WHAT TO DO –
Word for word, restate every line of the listing that follows.

RECORDS SUPPLIED –
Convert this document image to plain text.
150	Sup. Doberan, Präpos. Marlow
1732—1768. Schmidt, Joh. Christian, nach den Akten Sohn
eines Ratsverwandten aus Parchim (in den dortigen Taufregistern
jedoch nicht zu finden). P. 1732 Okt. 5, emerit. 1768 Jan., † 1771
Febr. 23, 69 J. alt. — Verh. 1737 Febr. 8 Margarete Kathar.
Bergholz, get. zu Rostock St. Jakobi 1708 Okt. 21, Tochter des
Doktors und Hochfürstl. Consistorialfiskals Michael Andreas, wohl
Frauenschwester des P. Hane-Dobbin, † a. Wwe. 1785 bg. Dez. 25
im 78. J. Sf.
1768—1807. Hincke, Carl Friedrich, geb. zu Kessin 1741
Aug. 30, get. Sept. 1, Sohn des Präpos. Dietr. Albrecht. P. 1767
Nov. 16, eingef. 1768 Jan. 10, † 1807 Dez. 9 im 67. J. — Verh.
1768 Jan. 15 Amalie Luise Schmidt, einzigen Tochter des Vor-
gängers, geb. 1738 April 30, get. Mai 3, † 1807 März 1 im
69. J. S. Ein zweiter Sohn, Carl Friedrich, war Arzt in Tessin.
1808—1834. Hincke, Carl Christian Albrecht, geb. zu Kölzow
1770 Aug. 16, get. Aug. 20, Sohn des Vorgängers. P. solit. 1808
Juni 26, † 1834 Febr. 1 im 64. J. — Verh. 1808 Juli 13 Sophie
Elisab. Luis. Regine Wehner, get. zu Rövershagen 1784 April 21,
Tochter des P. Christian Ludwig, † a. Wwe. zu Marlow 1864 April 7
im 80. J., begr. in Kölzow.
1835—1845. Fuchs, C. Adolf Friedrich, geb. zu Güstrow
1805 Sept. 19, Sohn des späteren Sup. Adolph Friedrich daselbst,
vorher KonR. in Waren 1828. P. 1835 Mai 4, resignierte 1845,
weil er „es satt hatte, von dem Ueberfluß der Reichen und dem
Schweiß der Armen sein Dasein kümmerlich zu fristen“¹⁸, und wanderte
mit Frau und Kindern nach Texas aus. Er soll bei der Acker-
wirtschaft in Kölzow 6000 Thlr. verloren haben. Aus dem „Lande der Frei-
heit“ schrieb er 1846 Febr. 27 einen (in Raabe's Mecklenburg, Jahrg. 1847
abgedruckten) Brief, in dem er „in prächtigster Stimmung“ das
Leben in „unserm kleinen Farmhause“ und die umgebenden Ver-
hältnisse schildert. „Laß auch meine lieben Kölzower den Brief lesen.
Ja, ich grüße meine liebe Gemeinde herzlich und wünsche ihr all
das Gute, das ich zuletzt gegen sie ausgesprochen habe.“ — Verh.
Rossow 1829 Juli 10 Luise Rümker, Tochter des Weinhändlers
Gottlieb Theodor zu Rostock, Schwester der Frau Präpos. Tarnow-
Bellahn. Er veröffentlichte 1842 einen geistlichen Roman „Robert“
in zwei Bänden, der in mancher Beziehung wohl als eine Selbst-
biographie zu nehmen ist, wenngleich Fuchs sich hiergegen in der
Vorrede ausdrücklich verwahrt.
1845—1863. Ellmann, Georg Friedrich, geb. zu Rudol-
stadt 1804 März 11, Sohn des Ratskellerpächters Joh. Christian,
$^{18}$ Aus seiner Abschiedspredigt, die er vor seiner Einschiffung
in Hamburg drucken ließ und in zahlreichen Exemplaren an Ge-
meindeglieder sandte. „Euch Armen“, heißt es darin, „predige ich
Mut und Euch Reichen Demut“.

RESULT BELOW –
Convert this document image to plain text.
150	Sup. Doberan, Präpos. Marlow
1732—1768. Schmidt, Joh. Christian, nach den Akten Sohn
eines Ratsverwandten aus Parchim (in den dortigen Taufregistern
jedoch nicht zu finden). P. 1732 Okt. 5, emerit. 1768 Jan., † 1771
Febr. 23, 69 J. alt. — Verh. 1737 Febr. 8 Margarete Kathar.
Bergholz, get. zu Rostock St. Jakobi 1708 Okt. 21, Tochter des
Doktors und Hochfürstl. Consistorialfiskals Michael Andreas, wohl
Frauenschwester des P. Hane-Dobbin, † a. Wwe. 1785 bg. Dez. 25
im 78. J. Sf.
1768—1807. Hincke, Carl Friedrich, geb. zu Kessin 1741
Aug. 30, get. Sept. 1, Sohn des Präpos. Dietr. Albrecht. P. 1767
Nov. 16, eingef. 1768 Jan. 10, † 1807 Dez. 9 im 67. J. — Verh.
1768 Jan. 15 Amalie Luise Schmidt, einzigen Tochter des Vor-
gängers, geb. 1738 April 30, get. Mai 3, † 1807 März 1 im
69. J. S. Ein zweiter Sohn, Carl Friedrich, war Arzt in Tessin.
1808—1834. Hincke, Carl Christian Albrecht, geb. zu Kölzow
1770 Aug. 16, get. Aug. 20, Sohn des Vorgängers. P. solit. 1808
Juni 26, † 1834 Febr. 1 im 64. J. — Verh. 1808 Juli 13 Sophie
Elisab. Luis. Regine Wehner, get. zu Rövershagen 1784 April 21,
Tochter des P. Christian Ludwig, † a. Wwe. zu Marlow 1864 April 7
im 80. J., begr. in Kölzow.
1835—1845. Fuchs, C. Adolf Friedrich, geb. zu Güstrow
1805 Sept. 19, Sohn des späteren Sup. Adolph Friedrich daselbst,
vorher KonR. in Waren 1828. P. 1835 Mai 4, resignierte 1845,
weil er „es satt hatte, von dem Ueberfluß der Reichen und dem
Schweiß der Armen sein Dasein kümmerlich zu fristen“¹⁸, und wanderte
mit Frau und Kindern nach Texas aus. Er soll bei der Acker-
wirtschaft in Kölzow 6000 Thlr. verloren haben. Aus dem „Lande der Frei-
heit“ schrieb er 1846 Febr. 27 einen (in Raabe's Mecklenburg, Jahrg. 1847
abgedruckten) Brief, in dem er „in prächtigster Stimmung“ das
Leben in „unserm kleinen Farmhause“ und die umgebenden Ver-
hältnisse schildert. „Laß auch meine lieben Kölzower den Brief lesen.
Ja, ich grüße meine liebe Gemeinde herzlich und wünsche ihr all
das Gute, das ich zuletzt gegen sie ausgesprochen habe.“ — Verh.
Rossow 1829 Juli 10 Luise Rümker, Tochter des Weinhändlers
Gottlieb Theodor zu Rostock, Schwester der Frau Präpos. Tarnow-
Bellahn. Er veröffentlichte 1842 einen geistlichen Roman „Robert“
in zwei Bänden, der in mancher Beziehung wohl als eine Selbst-
biographie zu nehmen ist, wenngleich Fuchs sich hiergegen in der
Vorrede ausdrücklich verwahrt.
1845—1863. Ellmann, Georg Friedrich, geb. zu Rudol-
stadt 1804 März 11, Sohn des Ratskellerpächters Joh. Christian,
$^{18}$ Aus seiner Abschiedspredigt, die er vor seiner Einschiffung
in Hamburg drucken ließ und in zahlreichen Exemplaren an Ge-
meindeglieder sandte. „Euch Armen“, heißt es darin, „predige ich
Mut und Euch Reichen Demut“.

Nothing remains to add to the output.